*** Material shown ***
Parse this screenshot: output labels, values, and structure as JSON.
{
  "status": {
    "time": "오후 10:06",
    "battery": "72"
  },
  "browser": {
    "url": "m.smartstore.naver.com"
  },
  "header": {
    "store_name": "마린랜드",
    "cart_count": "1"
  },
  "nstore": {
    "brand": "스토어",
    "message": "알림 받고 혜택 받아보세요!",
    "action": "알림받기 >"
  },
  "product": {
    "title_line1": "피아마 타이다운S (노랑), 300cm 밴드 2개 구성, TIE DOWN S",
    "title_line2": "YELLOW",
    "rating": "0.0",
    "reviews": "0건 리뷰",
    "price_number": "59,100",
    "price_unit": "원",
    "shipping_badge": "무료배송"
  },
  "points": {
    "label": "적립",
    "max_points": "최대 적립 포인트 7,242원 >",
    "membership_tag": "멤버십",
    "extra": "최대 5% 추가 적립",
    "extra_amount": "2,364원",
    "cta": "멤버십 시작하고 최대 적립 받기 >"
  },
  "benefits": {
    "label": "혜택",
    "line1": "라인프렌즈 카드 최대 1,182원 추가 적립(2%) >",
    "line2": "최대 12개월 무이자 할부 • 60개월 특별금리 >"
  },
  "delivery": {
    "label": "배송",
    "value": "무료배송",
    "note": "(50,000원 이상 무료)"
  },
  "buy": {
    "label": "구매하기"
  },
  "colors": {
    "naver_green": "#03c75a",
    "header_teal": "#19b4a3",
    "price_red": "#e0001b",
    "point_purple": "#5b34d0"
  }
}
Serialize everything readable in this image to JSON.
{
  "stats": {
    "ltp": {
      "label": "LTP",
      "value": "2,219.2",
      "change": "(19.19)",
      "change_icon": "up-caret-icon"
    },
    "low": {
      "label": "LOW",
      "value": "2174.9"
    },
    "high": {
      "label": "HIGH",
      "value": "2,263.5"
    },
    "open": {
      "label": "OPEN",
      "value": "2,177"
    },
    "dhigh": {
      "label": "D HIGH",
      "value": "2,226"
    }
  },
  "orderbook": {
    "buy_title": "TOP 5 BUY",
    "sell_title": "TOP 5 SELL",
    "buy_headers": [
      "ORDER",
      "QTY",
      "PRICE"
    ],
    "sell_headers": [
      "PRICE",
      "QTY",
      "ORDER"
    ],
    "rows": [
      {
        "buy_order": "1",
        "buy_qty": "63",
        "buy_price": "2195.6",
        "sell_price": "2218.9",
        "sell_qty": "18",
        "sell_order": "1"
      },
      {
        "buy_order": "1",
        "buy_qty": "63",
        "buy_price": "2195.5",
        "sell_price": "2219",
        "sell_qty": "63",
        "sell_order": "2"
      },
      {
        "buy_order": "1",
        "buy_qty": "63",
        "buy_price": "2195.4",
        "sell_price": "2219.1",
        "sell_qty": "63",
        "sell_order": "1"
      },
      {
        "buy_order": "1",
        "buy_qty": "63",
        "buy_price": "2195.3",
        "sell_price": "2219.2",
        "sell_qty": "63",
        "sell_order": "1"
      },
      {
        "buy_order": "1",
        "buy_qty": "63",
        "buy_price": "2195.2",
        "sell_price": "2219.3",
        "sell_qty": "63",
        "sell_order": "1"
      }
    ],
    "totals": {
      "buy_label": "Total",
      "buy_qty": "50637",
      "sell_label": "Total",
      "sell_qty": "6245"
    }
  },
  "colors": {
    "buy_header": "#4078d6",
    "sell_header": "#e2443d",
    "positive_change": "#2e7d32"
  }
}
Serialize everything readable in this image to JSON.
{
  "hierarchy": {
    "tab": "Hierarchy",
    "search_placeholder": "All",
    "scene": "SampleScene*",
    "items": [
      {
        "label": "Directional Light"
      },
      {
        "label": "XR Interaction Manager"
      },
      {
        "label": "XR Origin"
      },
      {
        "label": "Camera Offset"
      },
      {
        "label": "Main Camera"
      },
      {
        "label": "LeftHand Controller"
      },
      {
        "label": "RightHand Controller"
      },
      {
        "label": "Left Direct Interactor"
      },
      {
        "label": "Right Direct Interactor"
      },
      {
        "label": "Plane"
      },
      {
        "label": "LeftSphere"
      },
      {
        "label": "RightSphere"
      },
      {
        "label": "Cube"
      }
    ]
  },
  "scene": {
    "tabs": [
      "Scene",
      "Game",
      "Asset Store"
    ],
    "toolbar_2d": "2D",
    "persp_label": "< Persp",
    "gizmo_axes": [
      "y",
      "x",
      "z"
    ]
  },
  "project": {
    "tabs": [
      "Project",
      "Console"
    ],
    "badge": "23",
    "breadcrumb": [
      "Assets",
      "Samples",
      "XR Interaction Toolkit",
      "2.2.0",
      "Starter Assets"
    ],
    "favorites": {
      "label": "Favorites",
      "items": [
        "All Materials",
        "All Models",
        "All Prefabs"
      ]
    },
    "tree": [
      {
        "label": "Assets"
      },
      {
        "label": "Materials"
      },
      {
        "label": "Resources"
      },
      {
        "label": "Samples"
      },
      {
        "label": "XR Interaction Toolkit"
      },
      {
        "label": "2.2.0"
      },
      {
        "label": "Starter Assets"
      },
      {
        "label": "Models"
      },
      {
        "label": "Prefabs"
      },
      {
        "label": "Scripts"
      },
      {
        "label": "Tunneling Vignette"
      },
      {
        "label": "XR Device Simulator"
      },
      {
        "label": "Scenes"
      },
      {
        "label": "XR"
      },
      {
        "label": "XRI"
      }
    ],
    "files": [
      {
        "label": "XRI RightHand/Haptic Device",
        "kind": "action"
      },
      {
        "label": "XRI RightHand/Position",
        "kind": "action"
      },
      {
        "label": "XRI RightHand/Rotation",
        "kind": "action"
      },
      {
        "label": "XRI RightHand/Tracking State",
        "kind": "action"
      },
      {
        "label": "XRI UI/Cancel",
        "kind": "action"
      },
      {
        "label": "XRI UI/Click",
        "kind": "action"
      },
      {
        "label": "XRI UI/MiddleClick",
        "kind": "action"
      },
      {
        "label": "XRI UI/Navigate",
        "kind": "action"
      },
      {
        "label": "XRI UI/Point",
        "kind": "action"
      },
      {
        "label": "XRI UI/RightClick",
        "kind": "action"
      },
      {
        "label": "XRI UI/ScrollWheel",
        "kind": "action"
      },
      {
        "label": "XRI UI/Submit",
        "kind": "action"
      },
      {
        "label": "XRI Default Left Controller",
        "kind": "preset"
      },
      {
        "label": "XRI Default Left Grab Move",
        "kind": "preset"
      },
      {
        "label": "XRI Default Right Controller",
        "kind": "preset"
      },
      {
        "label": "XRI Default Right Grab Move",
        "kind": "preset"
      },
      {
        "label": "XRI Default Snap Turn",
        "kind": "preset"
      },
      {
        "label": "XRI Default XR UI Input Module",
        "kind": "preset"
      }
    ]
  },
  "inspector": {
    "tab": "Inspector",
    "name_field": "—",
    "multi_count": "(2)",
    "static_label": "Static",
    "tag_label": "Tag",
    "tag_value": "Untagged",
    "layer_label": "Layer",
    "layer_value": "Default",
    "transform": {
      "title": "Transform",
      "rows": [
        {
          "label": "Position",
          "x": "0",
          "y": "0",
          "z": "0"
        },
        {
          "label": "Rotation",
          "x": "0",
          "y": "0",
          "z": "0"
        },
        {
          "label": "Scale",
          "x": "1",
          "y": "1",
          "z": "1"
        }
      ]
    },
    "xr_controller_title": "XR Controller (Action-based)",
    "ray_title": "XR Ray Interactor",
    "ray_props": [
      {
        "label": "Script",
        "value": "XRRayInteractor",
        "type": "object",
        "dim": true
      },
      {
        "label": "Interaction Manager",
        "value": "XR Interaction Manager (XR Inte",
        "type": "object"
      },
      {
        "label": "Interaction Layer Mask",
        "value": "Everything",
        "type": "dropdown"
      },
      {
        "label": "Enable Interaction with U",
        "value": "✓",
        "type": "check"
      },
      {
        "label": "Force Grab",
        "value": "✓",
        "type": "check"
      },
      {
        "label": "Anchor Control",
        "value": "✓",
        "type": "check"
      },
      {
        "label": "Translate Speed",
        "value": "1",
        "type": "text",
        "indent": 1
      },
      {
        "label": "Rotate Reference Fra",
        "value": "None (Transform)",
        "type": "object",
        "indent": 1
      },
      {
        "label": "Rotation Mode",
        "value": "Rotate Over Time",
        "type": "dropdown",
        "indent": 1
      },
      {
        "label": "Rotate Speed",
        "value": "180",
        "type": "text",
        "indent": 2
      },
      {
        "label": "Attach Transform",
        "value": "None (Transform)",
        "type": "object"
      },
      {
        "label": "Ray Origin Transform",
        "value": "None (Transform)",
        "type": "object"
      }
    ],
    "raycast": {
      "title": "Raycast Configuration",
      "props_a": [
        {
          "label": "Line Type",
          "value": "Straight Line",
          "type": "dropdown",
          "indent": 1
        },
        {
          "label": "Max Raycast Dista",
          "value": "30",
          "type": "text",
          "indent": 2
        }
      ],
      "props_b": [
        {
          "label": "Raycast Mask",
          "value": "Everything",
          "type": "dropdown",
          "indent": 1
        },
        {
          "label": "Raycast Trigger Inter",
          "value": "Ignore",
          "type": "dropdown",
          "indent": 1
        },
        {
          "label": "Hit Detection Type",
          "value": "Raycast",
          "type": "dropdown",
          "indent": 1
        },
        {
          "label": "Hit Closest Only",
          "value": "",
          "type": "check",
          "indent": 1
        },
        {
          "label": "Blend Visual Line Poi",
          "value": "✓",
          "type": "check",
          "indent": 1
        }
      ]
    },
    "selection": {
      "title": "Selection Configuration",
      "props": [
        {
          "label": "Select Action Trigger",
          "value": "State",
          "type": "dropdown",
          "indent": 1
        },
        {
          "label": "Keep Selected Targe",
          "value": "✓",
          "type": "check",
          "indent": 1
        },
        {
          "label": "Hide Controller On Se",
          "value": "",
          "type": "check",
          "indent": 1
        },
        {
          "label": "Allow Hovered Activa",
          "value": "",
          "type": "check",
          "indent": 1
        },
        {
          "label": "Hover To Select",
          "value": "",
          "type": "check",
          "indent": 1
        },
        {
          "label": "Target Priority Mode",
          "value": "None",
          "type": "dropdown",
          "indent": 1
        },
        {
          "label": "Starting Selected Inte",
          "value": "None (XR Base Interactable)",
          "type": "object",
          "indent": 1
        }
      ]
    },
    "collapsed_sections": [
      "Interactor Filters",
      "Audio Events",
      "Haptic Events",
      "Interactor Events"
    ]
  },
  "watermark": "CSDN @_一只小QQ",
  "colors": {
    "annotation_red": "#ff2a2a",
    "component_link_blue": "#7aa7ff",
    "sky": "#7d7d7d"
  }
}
***
— Exercise objective —
Within the listing above, copy each line that has the string "Configuration".

— Written answer —
      "title": "Raycast Configuration",
      "title": "Selection Configuration",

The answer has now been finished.